Stored data entries
--- Start ---

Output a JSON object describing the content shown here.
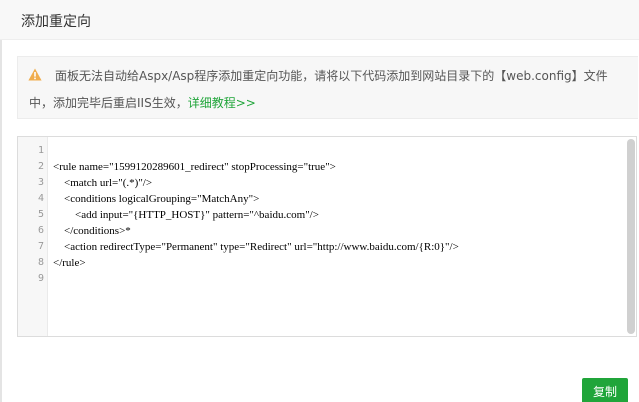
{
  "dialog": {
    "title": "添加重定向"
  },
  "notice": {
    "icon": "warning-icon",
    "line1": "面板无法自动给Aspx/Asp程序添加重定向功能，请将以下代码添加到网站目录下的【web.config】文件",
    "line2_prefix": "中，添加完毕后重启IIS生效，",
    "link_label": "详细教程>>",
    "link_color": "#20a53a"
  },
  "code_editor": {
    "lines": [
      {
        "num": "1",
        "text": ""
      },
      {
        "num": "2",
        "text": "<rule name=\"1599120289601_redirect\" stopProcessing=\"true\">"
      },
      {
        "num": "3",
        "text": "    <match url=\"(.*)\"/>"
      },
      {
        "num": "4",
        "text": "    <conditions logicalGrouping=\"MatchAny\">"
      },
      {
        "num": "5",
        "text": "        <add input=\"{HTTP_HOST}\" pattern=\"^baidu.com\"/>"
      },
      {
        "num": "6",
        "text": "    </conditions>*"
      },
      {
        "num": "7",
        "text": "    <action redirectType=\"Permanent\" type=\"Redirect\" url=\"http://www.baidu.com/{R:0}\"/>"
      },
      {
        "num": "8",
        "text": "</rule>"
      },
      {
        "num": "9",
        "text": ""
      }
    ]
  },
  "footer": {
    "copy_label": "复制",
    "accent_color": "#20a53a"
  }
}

--- End ---

Written problem: Copy each line of the data above that holds "baidu".

Solution below:
        "text": "        <add input=\"{HTTP_HOST}\" pattern=\"^baidu.com\"/>"
        "text": "    <action redirectType=\"Permanent\" type=\"Redirect\" url=\"http://www.baidu.com/{R:0}\"/>"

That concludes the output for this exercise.